= DATASET =
◆ ◆ ◆ ◆

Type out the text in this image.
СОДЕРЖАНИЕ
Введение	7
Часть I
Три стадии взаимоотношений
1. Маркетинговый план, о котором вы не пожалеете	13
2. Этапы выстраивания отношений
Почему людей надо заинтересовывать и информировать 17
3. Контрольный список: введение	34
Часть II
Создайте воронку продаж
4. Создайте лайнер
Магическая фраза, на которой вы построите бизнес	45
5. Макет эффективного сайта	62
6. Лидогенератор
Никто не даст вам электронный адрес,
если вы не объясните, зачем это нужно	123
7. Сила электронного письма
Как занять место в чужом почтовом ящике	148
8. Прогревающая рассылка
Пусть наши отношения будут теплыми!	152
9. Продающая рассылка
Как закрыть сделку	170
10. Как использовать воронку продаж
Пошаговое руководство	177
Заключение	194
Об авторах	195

◆ ◆ ◆ ◆

= BRIEF =
Copy whichever lines in the listing above contain the word "продаж".

= WRITTEN SOLUTION =
Создайте воронку продаж
10. Как использовать воронку продаж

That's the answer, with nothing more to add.